THE PROBLEM
Below is a listing; write it out exactly and drop any images from it.

RAW RECORDS
###

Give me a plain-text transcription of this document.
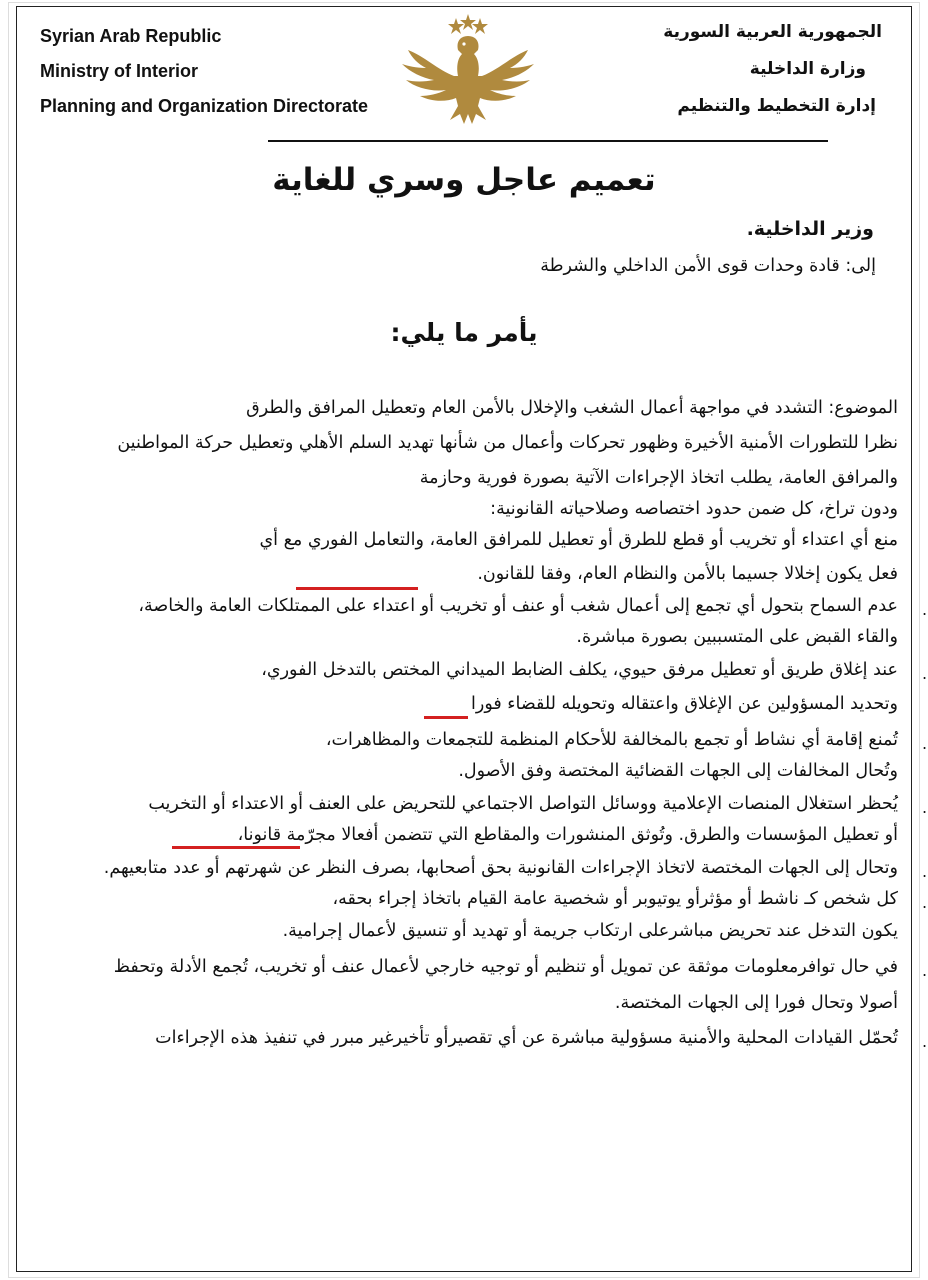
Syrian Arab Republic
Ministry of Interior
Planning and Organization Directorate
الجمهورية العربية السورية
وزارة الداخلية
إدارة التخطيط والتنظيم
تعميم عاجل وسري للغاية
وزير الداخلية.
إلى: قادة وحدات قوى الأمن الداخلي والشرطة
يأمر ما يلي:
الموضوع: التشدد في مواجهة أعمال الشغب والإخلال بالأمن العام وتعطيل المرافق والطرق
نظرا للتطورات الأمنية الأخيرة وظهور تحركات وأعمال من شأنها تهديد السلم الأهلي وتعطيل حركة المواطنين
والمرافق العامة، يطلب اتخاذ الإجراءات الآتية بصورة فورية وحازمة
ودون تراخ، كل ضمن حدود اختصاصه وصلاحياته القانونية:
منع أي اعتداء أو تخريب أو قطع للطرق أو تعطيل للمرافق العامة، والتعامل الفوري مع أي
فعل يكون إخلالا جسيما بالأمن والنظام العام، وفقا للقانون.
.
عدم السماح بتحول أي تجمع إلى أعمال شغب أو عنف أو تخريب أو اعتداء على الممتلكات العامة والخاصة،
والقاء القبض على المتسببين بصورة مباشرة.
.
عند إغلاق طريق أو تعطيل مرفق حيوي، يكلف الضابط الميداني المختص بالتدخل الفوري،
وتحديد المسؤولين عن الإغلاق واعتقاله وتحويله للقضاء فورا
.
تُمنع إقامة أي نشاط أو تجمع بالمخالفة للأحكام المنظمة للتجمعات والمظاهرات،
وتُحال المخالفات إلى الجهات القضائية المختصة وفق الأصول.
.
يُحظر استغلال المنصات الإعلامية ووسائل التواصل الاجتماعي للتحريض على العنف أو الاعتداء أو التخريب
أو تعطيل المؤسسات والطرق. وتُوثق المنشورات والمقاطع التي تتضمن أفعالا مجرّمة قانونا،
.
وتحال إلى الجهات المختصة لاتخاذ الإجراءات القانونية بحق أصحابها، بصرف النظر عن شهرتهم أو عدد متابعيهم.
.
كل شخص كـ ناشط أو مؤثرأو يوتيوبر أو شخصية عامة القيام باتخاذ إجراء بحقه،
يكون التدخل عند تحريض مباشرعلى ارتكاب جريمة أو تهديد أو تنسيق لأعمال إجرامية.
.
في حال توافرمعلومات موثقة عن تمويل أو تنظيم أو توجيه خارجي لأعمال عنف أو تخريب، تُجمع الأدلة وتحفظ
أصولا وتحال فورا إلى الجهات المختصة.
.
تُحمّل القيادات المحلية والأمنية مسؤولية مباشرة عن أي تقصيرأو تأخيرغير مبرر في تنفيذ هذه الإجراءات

###

FINAL RESULT
Give me a plain-text transcription of this document.
Syrian Arab Republic
Ministry of Interior
Planning and Organization Directorate
الجمهورية العربية السورية
وزارة الداخلية
إدارة التخطيط والتنظيم
تعميم عاجل وسري للغاية
وزير الداخلية.
إلى: قادة وحدات قوى الأمن الداخلي والشرطة
يأمر ما يلي:
الموضوع: التشدد في مواجهة أعمال الشغب والإخلال بالأمن العام وتعطيل المرافق والطرق
نظرا للتطورات الأمنية الأخيرة وظهور تحركات وأعمال من شأنها تهديد السلم الأهلي وتعطيل حركة المواطنين
والمرافق العامة، يطلب اتخاذ الإجراءات الآتية بصورة فورية وحازمة
ودون تراخ، كل ضمن حدود اختصاصه وصلاحياته القانونية:
منع أي اعتداء أو تخريب أو قطع للطرق أو تعطيل للمرافق العامة، والتعامل الفوري مع أي
فعل يكون إخلالا جسيما بالأمن والنظام العام، وفقا للقانون.
.
عدم السماح بتحول أي تجمع إلى أعمال شغب أو عنف أو تخريب أو اعتداء على الممتلكات العامة والخاصة،
والقاء القبض على المتسببين بصورة مباشرة.
.
عند إغلاق طريق أو تعطيل مرفق حيوي، يكلف الضابط الميداني المختص بالتدخل الفوري،
وتحديد المسؤولين عن الإغلاق واعتقاله وتحويله للقضاء فورا
.
تُمنع إقامة أي نشاط أو تجمع بالمخالفة للأحكام المنظمة للتجمعات والمظاهرات،
وتُحال المخالفات إلى الجهات القضائية المختصة وفق الأصول.
.
يُحظر استغلال المنصات الإعلامية ووسائل التواصل الاجتماعي للتحريض على العنف أو الاعتداء أو التخريب
أو تعطيل المؤسسات والطرق. وتُوثق المنشورات والمقاطع التي تتضمن أفعالا مجرّمة قانونا،
.
وتحال إلى الجهات المختصة لاتخاذ الإجراءات القانونية بحق أصحابها، بصرف النظر عن شهرتهم أو عدد متابعيهم.
.
كل شخص كـ ناشط أو مؤثرأو يوتيوبر أو شخصية عامة القيام باتخاذ إجراء بحقه،
يكون التدخل عند تحريض مباشرعلى ارتكاب جريمة أو تهديد أو تنسيق لأعمال إجرامية.
.
في حال توافرمعلومات موثقة عن تمويل أو تنظيم أو توجيه خارجي لأعمال عنف أو تخريب، تُجمع الأدلة وتحفظ
أصولا وتحال فورا إلى الجهات المختصة.
.
تُحمّل القيادات المحلية والأمنية مسؤولية مباشرة عن أي تقصيرأو تأخيرغير مبرر في تنفيذ هذه الإجراءات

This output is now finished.